** BEGIN **
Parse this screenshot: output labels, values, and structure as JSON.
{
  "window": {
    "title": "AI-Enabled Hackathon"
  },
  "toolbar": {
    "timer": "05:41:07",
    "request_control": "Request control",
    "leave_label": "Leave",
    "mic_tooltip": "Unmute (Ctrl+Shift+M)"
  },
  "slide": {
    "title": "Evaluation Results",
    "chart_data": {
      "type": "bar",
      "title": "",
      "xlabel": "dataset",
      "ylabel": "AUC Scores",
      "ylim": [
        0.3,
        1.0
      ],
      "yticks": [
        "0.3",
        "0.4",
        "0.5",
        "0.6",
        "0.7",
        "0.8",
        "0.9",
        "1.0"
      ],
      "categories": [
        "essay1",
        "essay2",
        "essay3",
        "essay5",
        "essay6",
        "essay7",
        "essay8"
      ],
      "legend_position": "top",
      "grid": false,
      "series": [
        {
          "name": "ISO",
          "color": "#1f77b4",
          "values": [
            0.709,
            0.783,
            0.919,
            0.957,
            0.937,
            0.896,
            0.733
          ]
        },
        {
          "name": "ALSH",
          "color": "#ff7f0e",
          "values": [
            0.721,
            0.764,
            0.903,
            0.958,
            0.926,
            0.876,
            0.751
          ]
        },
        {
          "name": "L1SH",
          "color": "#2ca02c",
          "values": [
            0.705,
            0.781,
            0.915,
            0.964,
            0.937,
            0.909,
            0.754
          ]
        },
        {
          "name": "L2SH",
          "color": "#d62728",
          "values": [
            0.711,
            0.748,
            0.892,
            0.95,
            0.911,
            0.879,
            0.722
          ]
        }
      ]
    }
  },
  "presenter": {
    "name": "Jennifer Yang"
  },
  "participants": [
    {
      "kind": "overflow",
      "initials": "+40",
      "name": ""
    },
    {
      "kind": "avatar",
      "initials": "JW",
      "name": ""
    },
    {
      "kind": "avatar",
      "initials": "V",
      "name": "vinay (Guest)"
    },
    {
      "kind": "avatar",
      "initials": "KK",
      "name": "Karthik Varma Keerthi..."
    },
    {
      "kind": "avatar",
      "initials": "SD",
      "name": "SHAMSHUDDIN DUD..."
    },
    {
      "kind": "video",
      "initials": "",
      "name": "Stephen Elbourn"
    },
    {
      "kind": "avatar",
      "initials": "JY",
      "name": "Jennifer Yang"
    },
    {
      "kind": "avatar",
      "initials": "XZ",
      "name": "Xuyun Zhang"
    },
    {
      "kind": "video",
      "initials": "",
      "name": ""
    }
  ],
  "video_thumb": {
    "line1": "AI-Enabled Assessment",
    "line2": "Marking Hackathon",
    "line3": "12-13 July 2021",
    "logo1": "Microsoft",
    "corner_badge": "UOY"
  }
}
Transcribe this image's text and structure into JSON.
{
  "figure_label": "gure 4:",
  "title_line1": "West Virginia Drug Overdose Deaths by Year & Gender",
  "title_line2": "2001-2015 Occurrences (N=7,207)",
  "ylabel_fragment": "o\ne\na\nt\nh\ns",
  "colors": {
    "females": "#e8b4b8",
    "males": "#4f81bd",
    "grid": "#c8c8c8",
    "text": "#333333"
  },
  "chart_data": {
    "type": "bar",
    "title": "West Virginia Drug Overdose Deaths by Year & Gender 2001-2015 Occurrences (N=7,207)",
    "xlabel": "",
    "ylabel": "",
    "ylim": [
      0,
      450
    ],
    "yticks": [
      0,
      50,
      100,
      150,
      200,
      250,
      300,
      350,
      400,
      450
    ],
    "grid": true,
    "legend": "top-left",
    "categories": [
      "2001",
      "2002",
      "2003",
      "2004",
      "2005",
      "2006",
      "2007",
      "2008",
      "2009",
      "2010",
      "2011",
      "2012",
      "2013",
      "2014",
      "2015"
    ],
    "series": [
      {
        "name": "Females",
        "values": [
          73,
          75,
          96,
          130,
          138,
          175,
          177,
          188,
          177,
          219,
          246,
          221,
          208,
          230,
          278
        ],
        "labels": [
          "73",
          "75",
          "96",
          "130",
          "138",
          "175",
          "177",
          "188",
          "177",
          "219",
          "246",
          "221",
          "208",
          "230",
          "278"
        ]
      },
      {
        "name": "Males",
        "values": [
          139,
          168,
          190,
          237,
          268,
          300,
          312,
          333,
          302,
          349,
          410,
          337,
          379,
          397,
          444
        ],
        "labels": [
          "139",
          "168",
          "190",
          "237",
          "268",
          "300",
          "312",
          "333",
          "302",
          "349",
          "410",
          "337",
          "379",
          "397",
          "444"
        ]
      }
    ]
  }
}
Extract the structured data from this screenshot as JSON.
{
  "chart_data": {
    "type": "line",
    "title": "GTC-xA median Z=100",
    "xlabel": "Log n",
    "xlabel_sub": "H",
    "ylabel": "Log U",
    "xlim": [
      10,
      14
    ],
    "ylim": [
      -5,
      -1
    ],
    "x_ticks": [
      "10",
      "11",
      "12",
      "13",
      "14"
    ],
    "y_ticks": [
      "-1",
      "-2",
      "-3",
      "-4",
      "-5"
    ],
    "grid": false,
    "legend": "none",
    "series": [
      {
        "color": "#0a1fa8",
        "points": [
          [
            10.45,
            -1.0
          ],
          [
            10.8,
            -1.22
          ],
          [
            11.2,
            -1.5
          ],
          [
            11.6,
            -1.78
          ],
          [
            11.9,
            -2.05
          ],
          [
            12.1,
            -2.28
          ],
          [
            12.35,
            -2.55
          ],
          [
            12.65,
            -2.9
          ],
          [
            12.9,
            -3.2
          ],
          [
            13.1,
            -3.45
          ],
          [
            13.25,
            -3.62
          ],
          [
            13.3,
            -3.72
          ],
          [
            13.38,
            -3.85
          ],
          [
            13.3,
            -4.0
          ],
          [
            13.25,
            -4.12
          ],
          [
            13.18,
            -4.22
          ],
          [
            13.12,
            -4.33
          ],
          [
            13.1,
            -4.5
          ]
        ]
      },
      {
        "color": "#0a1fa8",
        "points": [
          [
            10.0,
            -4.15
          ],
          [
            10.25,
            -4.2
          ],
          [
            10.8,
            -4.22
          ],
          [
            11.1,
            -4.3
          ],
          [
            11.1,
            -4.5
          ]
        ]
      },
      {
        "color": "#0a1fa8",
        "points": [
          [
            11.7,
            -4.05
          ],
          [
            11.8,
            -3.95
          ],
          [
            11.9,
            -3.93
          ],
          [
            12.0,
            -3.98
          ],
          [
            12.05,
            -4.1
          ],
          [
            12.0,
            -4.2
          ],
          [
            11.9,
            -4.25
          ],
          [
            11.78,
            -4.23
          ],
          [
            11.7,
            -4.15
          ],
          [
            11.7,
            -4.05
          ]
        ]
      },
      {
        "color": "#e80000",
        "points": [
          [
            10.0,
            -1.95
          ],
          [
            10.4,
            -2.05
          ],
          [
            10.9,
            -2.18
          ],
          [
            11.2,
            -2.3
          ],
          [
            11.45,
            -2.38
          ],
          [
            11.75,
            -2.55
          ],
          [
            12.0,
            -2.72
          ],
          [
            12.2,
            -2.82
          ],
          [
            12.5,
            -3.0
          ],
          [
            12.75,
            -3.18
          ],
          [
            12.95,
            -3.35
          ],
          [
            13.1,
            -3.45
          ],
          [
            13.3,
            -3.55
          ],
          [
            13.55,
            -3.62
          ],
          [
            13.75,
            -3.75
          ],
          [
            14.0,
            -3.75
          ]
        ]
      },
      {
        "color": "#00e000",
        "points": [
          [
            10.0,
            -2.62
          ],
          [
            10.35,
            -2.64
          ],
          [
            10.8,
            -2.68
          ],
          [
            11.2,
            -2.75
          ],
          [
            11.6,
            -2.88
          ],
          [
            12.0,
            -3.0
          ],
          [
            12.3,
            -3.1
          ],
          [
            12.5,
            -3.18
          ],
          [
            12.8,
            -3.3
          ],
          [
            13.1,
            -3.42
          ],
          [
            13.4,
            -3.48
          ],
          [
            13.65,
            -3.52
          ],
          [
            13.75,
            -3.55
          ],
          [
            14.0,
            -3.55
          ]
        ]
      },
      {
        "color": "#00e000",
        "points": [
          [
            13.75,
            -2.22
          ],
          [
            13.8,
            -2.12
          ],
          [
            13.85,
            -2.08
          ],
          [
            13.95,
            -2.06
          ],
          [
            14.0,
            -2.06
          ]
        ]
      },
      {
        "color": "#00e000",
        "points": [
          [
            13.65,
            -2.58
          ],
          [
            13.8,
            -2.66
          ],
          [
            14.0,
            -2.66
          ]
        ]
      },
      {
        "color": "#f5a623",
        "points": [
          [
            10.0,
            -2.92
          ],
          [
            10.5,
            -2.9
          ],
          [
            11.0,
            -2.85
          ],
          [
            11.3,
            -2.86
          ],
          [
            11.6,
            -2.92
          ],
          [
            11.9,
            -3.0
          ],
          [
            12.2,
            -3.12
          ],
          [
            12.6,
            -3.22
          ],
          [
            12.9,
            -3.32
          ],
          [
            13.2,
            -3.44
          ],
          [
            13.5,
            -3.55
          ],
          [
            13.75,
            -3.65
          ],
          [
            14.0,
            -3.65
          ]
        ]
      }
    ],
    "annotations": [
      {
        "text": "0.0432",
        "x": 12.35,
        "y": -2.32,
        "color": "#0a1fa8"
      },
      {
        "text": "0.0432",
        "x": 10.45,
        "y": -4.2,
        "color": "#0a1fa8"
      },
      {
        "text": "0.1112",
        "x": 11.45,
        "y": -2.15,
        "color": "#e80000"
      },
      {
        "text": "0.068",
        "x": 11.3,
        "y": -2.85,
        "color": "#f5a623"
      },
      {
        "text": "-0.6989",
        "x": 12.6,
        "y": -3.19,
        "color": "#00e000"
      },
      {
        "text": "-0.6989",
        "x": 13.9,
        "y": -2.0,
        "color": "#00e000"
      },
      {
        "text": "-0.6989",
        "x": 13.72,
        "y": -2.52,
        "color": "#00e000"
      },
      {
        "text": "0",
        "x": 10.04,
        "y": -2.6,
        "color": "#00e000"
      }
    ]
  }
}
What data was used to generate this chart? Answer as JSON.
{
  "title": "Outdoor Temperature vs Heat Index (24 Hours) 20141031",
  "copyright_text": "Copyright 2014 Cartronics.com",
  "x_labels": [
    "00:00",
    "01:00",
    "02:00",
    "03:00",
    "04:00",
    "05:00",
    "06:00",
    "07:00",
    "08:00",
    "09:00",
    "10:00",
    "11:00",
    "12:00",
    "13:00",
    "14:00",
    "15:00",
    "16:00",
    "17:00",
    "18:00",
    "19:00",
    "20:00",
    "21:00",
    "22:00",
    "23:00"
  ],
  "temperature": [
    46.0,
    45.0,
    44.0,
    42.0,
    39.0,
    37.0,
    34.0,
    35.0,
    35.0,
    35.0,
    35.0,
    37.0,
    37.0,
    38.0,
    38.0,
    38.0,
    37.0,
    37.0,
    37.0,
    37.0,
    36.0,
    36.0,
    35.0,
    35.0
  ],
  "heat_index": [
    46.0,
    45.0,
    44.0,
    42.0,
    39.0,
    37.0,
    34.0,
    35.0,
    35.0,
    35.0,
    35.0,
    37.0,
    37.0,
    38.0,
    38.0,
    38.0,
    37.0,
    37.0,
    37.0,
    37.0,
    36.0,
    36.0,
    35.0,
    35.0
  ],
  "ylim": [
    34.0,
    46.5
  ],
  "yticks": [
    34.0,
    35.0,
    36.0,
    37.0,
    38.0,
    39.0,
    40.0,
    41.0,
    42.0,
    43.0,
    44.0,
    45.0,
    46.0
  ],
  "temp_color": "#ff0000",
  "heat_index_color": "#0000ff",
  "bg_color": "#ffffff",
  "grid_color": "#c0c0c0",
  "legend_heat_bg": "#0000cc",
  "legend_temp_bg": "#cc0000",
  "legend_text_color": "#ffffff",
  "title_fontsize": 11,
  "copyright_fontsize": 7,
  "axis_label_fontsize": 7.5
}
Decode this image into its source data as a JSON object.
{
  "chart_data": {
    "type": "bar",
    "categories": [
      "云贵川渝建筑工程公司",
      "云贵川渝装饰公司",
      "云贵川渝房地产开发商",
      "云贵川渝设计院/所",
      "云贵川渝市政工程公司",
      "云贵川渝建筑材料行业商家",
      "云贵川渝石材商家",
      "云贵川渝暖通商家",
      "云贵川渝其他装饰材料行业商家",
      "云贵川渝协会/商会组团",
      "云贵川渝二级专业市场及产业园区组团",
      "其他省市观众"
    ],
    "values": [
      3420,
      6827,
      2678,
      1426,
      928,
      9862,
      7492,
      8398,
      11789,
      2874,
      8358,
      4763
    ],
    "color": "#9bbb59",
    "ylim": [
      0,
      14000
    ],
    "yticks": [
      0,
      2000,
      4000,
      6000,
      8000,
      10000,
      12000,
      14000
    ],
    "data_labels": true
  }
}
** END **
Given problem: Reproduce every line from the entries that holds the word "Gender".

Reply to the task:
  "title_line1": "West Virginia Drug Overdose Deaths by Year & Gender",
    "title": "West Virginia Drug Overdose Deaths by Year & Gender 2001-2015 Occurrences (N=7,207)",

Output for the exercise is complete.